▸ **TASK**
Please copy every line of the records below that holds the word "grid".

***** INFORMATION PROVIDED

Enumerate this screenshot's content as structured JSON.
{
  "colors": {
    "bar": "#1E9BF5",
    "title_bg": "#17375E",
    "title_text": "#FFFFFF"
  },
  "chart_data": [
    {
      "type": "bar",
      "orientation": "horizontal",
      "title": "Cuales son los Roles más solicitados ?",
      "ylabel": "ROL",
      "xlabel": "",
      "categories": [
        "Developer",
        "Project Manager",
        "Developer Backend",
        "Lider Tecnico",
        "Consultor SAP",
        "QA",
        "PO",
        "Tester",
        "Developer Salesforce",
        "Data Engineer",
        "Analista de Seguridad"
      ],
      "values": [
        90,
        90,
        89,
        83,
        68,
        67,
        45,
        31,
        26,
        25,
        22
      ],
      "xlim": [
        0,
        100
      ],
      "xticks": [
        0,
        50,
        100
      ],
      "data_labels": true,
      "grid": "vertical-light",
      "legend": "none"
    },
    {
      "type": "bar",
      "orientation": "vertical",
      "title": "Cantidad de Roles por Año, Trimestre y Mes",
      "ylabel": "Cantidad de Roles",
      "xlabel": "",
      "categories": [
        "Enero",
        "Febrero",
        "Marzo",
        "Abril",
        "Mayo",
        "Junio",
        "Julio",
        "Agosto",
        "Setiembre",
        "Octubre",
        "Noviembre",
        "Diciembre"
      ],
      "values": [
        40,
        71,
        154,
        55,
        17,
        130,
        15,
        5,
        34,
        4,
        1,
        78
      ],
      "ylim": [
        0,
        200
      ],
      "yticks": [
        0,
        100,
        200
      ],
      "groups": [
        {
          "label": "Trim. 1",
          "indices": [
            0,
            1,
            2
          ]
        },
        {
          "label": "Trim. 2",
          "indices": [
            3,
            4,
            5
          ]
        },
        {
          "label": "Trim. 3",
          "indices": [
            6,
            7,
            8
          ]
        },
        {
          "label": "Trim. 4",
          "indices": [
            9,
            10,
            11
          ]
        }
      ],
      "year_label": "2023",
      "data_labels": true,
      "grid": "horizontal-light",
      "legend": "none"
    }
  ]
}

**********

▸ **EXERCISE RESPONSE**
      "grid": "vertical-light",
      "grid": "horizontal-light",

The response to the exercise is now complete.